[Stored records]
★ ★ ★ ★ ★
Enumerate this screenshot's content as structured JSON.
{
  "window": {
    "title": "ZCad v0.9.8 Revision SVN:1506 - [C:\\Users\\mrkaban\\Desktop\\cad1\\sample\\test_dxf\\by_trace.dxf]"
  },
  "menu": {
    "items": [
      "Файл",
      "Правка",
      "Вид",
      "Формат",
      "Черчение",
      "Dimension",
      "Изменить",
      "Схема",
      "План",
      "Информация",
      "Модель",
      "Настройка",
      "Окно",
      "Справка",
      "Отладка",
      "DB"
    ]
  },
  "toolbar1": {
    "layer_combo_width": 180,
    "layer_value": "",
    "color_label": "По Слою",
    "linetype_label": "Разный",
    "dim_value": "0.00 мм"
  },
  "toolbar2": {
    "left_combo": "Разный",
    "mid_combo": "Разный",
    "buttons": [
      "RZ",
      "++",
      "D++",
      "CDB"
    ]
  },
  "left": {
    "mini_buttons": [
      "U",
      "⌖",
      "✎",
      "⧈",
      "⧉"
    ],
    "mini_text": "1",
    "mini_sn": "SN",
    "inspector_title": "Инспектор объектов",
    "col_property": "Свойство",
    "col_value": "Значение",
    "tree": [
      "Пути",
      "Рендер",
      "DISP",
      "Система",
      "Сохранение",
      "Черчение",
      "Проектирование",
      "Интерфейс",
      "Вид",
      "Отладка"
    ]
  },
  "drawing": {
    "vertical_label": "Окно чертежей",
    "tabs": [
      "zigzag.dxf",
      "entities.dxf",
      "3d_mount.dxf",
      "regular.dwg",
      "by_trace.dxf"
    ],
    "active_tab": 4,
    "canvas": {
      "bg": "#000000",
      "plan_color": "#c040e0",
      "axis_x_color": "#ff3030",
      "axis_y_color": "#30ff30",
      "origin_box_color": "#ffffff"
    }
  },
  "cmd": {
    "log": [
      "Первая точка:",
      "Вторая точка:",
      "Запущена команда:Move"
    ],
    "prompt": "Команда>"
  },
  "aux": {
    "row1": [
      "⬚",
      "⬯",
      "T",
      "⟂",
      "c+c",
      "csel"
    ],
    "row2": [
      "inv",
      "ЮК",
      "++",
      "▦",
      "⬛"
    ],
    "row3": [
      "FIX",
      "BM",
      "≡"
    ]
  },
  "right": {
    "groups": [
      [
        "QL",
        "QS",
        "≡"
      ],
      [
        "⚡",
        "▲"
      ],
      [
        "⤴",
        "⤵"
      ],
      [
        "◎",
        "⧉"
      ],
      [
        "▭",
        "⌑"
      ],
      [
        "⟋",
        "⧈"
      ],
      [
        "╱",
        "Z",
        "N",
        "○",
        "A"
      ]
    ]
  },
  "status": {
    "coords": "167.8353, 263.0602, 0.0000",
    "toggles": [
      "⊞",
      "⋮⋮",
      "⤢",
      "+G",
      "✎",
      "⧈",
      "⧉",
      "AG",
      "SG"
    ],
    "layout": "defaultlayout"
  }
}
★ ★ ★ ★ ★
▶ What to do
Write out all the data again, exactly as it appears.

▶ Reply to the task
Enumerate this screenshot's content as structured JSON.
{
  "window": {
    "title": "ZCad v0.9.8 Revision SVN:1506 - [C:\\Users\\mrkaban\\Desktop\\cad1\\sample\\test_dxf\\by_trace.dxf]"
  },
  "menu": {
    "items": [
      "Файл",
      "Правка",
      "Вид",
      "Формат",
      "Черчение",
      "Dimension",
      "Изменить",
      "Схема",
      "План",
      "Информация",
      "Модель",
      "Настройка",
      "Окно",
      "Справка",
      "Отладка",
      "DB"
    ]
  },
  "toolbar1": {
    "layer_combo_width": 180,
    "layer_value": "",
    "color_label": "По Слою",
    "linetype_label": "Разный",
    "dim_value": "0.00 мм"
  },
  "toolbar2": {
    "left_combo": "Разный",
    "mid_combo": "Разный",
    "buttons": [
      "RZ",
      "++",
      "D++",
      "CDB"
    ]
  },
  "left": {
    "mini_buttons": [
      "U",
      "⌖",
      "✎",
      "⧈",
      "⧉"
    ],
    "mini_text": "1",
    "mini_sn": "SN",
    "inspector_title": "Инспектор объектов",
    "col_property": "Свойство",
    "col_value": "Значение",
    "tree": [
      "Пути",
      "Рендер",
      "DISP",
      "Система",
      "Сохранение",
      "Черчение",
      "Проектирование",
      "Интерфейс",
      "Вид",
      "Отладка"
    ]
  },
  "drawing": {
    "vertical_label": "Окно чертежей",
    "tabs": [
      "zigzag.dxf",
      "entities.dxf",
      "3d_mount.dxf",
      "regular.dwg",
      "by_trace.dxf"
    ],
    "active_tab": 4,
    "canvas": {
      "bg": "#000000",
      "plan_color": "#c040e0",
      "axis_x_color": "#ff3030",
      "axis_y_color": "#30ff30",
      "origin_box_color": "#ffffff"
    }
  },
  "cmd": {
    "log": [
      "Первая точка:",
      "Вторая точка:",
      "Запущена команда:Move"
    ],
    "prompt": "Команда>"
  },
  "aux": {
    "row1": [
      "⬚",
      "⬯",
      "T",
      "⟂",
      "c+c",
      "csel"
    ],
    "row2": [
      "inv",
      "ЮК",
      "++",
      "▦",
      "⬛"
    ],
    "row3": [
      "FIX",
      "BM",
      "≡"
    ]
  },
  "right": {
    "groups": [
      [
        "QL",
        "QS",
        "≡"
      ],
      [
        "⚡",
        "▲"
      ],
      [
        "⤴",
        "⤵"
      ],
      [
        "◎",
        "⧉"
      ],
      [
        "▭",
        "⌑"
      ],
      [
        "⟋",
        "⧈"
      ],
      [
        "╱",
        "Z",
        "N",
        "○",
        "A"
      ]
    ]
  },
  "status": {
    "coords": "167.8353, 263.0602, 0.0000",
    "toggles": [
      "⊞",
      "⋮⋮",
      "⤢",
      "+G",
      "✎",
      "⧈",
      "⧉",
      "AG",
      "SG"
    ],
    "layout": "defaultlayout"
  }
}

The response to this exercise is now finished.